Reading passage

Musk has tweeted that Twitter’s “massive drop in revenue” was “due to activist groups pressuring advertisers” in an attempt to “destroy free speech in America”. He then followed this up with a threat to conduct a “thermonuclear name & shame” of advertisers who exercise their right not to use his platform. It’s not much of a threat – for any brand pitching to a younger, more progressive audience, it represents the opportunity to have the platform’s biggest user shout about their values without them paying a penny – and it suggests that Musk lacks an understanding of the industry on which his company’s revenues depend.

The same can be said of Musk’s decision to sack thousands of Twitter staff. Employees around the world were told to work from home last Thursday (3 November) and to await an email that would tell them if they had been sacked. By the following day 3,700 jobs had been cut from a workforce of around 7,500. Whole teams, including those responsible for human rights, marketing, AI ethics and “trust and safety”, were axed. One person who lost their job described it as “the most dehumanising, inconsiderate process… cold, callous and impersonal” and administered with “zero dignity or respect”. The company is now reportedly attempting to rehire some of those it says it fired “by mistake”.

Challenges
#1 In the passage about Musk and Twitter, how many jobs had been cut by the day after employees were told to work from home?
#2 Write what would come next in the passage about Musk and Twitter, starting after its last sentence.
The material after this point has no connection to the passage about Musk and Twitter.

Data section
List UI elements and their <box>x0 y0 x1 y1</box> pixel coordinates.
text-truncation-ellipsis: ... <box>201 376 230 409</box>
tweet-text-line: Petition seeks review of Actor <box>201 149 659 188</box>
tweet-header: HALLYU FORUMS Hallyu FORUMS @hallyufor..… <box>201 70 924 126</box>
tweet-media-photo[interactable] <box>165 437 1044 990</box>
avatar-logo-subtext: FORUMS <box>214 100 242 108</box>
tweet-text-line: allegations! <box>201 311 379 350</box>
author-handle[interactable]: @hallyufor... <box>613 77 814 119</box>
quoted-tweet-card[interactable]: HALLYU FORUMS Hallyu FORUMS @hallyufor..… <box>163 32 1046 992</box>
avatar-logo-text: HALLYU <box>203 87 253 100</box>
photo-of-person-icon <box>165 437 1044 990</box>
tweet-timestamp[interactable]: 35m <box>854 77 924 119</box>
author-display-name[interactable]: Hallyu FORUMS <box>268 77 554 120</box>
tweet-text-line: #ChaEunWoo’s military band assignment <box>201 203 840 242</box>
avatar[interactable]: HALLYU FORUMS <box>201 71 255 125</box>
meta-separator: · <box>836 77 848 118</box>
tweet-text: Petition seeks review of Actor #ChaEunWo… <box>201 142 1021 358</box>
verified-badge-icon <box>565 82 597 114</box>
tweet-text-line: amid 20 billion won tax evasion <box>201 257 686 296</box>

Answers by task
#1 3,700 jobs, out of a workforce of around 7,500.

#2
Among these teams were the people responsible for moderating the (often abusive) tweets sent to high-profile individuals such as politicians and footballers. Daisley points out that to remove these roles just before the World Cup risks yet another PR debacle. It may be that the long-term effect of more unfiltered abuse may be enough to drive the platform’s most lucrative users away.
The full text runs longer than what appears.